### GOAL
Reproduce every line of the records below word for word, omitting the pictures.

-- begin SUPPLIED MATERIAL --

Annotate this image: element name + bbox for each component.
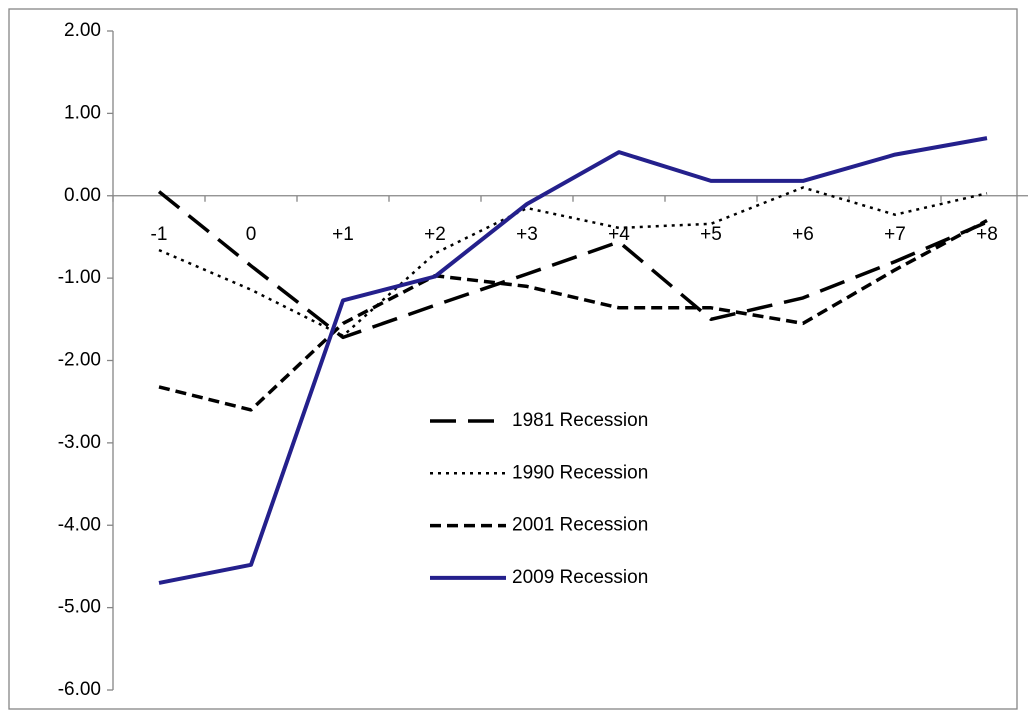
legend-label: 2001 Recession — [512, 515, 648, 536]
x-tick-label: +4 — [608, 224, 630, 245]
chart-frame — [8, 8, 1018, 710]
legend-label: 1990 Recession — [512, 462, 648, 483]
series-line — [158, 186, 988, 338]
x-tick-label: +1 — [332, 224, 354, 245]
y-tick-label: -6.00 — [58, 679, 101, 700]
y-tick-label: -3.00 — [58, 432, 101, 453]
x-tick-label: +7 — [884, 224, 906, 245]
y-tick-label: -4.00 — [58, 514, 101, 535]
x-tick-label: +5 — [700, 224, 722, 245]
x-tick-label: -1 — [151, 224, 168, 245]
series-line — [157, 190, 988, 340]
x-tick-label: +3 — [516, 224, 538, 245]
x-tick-label: +8 — [976, 224, 998, 245]
y-tick-label: -5.00 — [58, 597, 101, 618]
series-line — [158, 218, 988, 412]
y-tick-label: 2.00 — [64, 20, 101, 41]
x-tick-label: +6 — [792, 224, 814, 245]
y-tick-label: 0.00 — [64, 185, 101, 206]
x-tick-label: +2 — [424, 224, 446, 245]
legend-label: 2009 Recession — [512, 567, 648, 588]
y-tick-label: 1.00 — [64, 102, 101, 123]
y-tick-label: -2.00 — [58, 350, 101, 371]
legend-label: 1981 Recession — [512, 410, 648, 431]
x-tick-label: 0 — [246, 224, 257, 245]
y-tick-label: -1.00 — [58, 267, 101, 288]
series-line — [158, 136, 988, 585]
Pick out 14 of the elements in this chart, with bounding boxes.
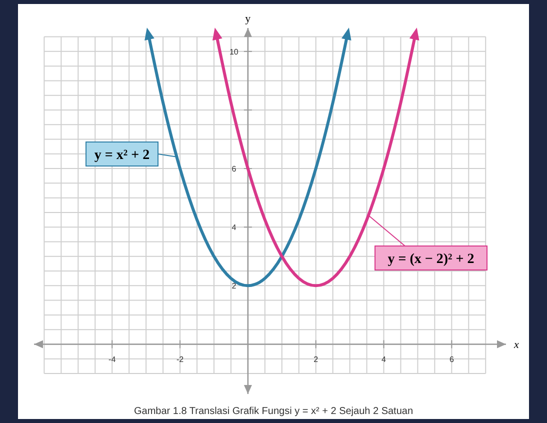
y-tick-label: 10 (229, 47, 239, 56)
x-tick-label: -2 (176, 355, 184, 364)
x-tick-label: 2 (314, 355, 319, 364)
annotation: y = x² + 2 (94, 148, 150, 163)
y-tick-label: 6 (232, 164, 237, 174)
x-tick-label: 4 (382, 355, 387, 364)
x-tick-label: 6 (449, 355, 454, 364)
y-axis-title: y (245, 13, 252, 25)
x-tick-label: -4 (108, 355, 116, 364)
text: Gambar 1.8 Translasi Grafik Fungsi y = x² + 2 Sejauh 2 Satuan (134, 406, 414, 417)
annotation: y = (x − 2)² + 2 (388, 252, 474, 267)
x-axis-title: x (513, 339, 519, 352)
y-tick-label: 2 (232, 282, 237, 291)
y-tick-label: 4 (232, 223, 237, 232)
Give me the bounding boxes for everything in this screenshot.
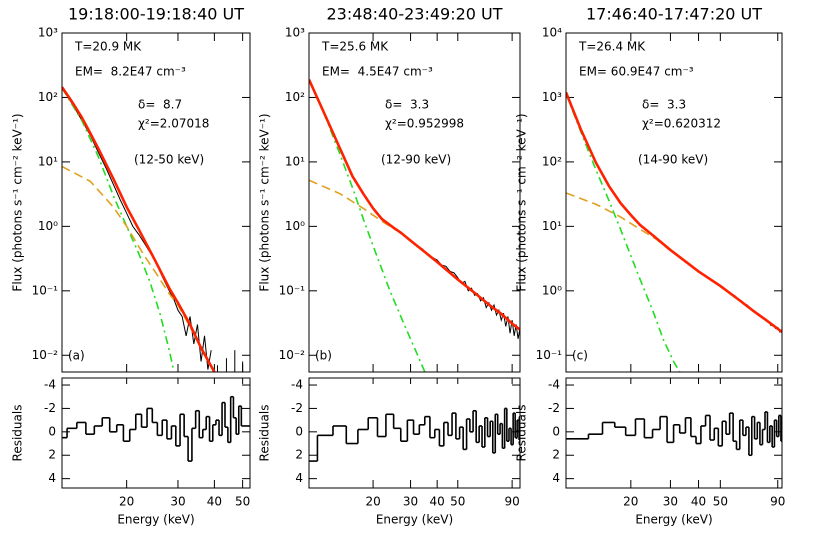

-- end SUPPLIED MATERIAL --

### RESULT
Annotate this image: element name + bbox for each component.
legend-label: 2001 Recession — [512, 515, 648, 536]
x-tick-label: +4 — [608, 224, 630, 245]
chart-frame — [8, 8, 1018, 710]
legend-label: 1990 Recession — [512, 462, 648, 483]
series-line — [158, 186, 988, 338]
x-tick-label: +1 — [332, 224, 354, 245]
y-tick-label: -6.00 — [58, 679, 101, 700]
y-tick-label: -3.00 — [58, 432, 101, 453]
x-tick-label: +7 — [884, 224, 906, 245]
y-tick-label: -4.00 — [58, 514, 101, 535]
x-tick-label: +5 — [700, 224, 722, 245]
x-tick-label: -1 — [151, 224, 168, 245]
series-line — [157, 190, 988, 340]
x-tick-label: +3 — [516, 224, 538, 245]
x-tick-label: +8 — [976, 224, 998, 245]
y-tick-label: -5.00 — [58, 597, 101, 618]
series-line — [158, 218, 988, 412]
y-tick-label: 2.00 — [64, 20, 101, 41]
x-tick-label: +6 — [792, 224, 814, 245]
y-tick-label: 0.00 — [64, 185, 101, 206]
x-tick-label: +2 — [424, 224, 446, 245]
legend-label: 2009 Recession — [512, 567, 648, 588]
y-tick-label: 1.00 — [64, 102, 101, 123]
y-tick-label: -2.00 — [58, 350, 101, 371]
legend-label: 1981 Recession — [512, 410, 648, 431]
x-tick-label: 0 — [246, 224, 257, 245]
y-tick-label: -1.00 — [58, 267, 101, 288]
series-line — [158, 136, 988, 585]
Pick out 14 of the elements in this chart, with bounding boxes.
y-tick-label: 10 (229, 47, 239, 56)
x-tick-label: -2 (176, 355, 184, 364)
x-tick-label: 2 (314, 355, 319, 364)
annotation: y = x² + 2 (94, 148, 150, 163)
y-tick-label: 6 (232, 164, 237, 174)
x-tick-label: 4 (382, 355, 387, 364)
x-tick-label: 6 (449, 355, 454, 364)
y-axis-title: y (245, 13, 252, 25)
x-tick-label: -4 (108, 355, 116, 364)
text: Gambar 1.8 Translasi Grafik Fungsi y = x² + 2 Sejauh 2 Satuan (134, 406, 414, 417)
annotation: y = (x − 2)² + 2 (388, 252, 474, 267)
x-axis-title: x (513, 339, 519, 352)
y-tick-label: 2 (232, 282, 237, 291)
y-tick-label: 4 (232, 223, 237, 232)
Give me the bounding boxes for everything in this screenshot.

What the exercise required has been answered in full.